■ Task to complete ■
Verbatim output of all the material below is required.

■ Material provided ■
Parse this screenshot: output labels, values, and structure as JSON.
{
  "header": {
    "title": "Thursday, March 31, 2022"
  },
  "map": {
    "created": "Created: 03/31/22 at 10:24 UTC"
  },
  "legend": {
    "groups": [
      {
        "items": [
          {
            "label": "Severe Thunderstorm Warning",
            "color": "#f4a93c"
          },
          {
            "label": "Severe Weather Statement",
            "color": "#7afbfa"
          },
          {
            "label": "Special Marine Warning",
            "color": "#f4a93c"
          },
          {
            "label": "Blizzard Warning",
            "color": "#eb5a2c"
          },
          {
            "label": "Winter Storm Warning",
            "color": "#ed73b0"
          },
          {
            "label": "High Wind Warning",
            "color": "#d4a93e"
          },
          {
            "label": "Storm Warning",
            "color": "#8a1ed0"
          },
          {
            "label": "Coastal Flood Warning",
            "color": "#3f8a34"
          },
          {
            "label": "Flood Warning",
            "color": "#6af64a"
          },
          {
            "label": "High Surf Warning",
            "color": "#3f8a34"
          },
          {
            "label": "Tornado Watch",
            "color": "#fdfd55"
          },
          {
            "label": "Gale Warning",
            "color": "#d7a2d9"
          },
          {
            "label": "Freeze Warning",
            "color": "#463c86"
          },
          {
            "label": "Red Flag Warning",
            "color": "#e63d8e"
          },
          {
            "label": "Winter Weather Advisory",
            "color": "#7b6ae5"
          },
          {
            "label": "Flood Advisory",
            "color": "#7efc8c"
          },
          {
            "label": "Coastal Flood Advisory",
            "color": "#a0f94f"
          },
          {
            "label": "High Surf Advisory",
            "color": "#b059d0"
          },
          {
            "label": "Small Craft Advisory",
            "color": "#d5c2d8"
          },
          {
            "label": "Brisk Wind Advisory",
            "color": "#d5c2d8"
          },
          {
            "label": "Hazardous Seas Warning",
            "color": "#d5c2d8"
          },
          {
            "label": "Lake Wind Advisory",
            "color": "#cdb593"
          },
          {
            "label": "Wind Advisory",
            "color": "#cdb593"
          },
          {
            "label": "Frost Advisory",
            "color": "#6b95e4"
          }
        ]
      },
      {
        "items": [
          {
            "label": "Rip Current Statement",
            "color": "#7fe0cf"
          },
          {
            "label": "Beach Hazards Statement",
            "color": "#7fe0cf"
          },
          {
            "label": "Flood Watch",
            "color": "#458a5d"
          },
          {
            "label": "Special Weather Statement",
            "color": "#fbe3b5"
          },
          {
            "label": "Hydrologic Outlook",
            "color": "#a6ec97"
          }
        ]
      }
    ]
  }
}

■ Worked solution ■
Parse this screenshot: output labels, values, and structure as JSON.
{
  "header": {
    "title": "Thursday, March 31, 2022"
  },
  "map": {
    "created": "Created: 03/31/22 at 10:24 UTC"
  },
  "legend": {
    "groups": [
      {
        "items": [
          {
            "label": "Severe Thunderstorm Warning",
            "color": "#f4a93c"
          },
          {
            "label": "Severe Weather Statement",
            "color": "#7afbfa"
          },
          {
            "label": "Special Marine Warning",
            "color": "#f4a93c"
          },
          {
            "label": "Blizzard Warning",
            "color": "#eb5a2c"
          },
          {
            "label": "Winter Storm Warning",
            "color": "#ed73b0"
          },
          {
            "label": "High Wind Warning",
            "color": "#d4a93e"
          },
          {
            "label": "Storm Warning",
            "color": "#8a1ed0"
          },
          {
            "label": "Coastal Flood Warning",
            "color": "#3f8a34"
          },
          {
            "label": "Flood Warning",
            "color": "#6af64a"
          },
          {
            "label": "High Surf Warning",
            "color": "#3f8a34"
          },
          {
            "label": "Tornado Watch",
            "color": "#fdfd55"
          },
          {
            "label": "Gale Warning",
            "color": "#d7a2d9"
          },
          {
            "label": "Freeze Warning",
            "color": "#463c86"
          },
          {
            "label": "Red Flag Warning",
            "color": "#e63d8e"
          },
          {
            "label": "Winter Weather Advisory",
            "color": "#7b6ae5"
          },
          {
            "label": "Flood Advisory",
            "color": "#7efc8c"
          },
          {
            "label": "Coastal Flood Advisory",
            "color": "#a0f94f"
          },
          {
            "label": "High Surf Advisory",
            "color": "#b059d0"
          },
          {
            "label": "Small Craft Advisory",
            "color": "#d5c2d8"
          },
          {
            "label": "Brisk Wind Advisory",
            "color": "#d5c2d8"
          },
          {
            "label": "Hazardous Seas Warning",
            "color": "#d5c2d8"
          },
          {
            "label": "Lake Wind Advisory",
            "color": "#cdb593"
          },
          {
            "label": "Wind Advisory",
            "color": "#cdb593"
          },
          {
            "label": "Frost Advisory",
            "color": "#6b95e4"
          }
        ]
      },
      {
        "items": [
          {
            "label": "Rip Current Statement",
            "color": "#7fe0cf"
          },
          {
            "label": "Beach Hazards Statement",
            "color": "#7fe0cf"
          },
          {
            "label": "Flood Watch",
            "color": "#458a5d"
          },
          {
            "label": "Special Weather Statement",
            "color": "#fbe3b5"
          },
          {
            "label": "Hydrologic Outlook",
            "color": "#a6ec97"
          }
        ]
      }
    ]
  }
}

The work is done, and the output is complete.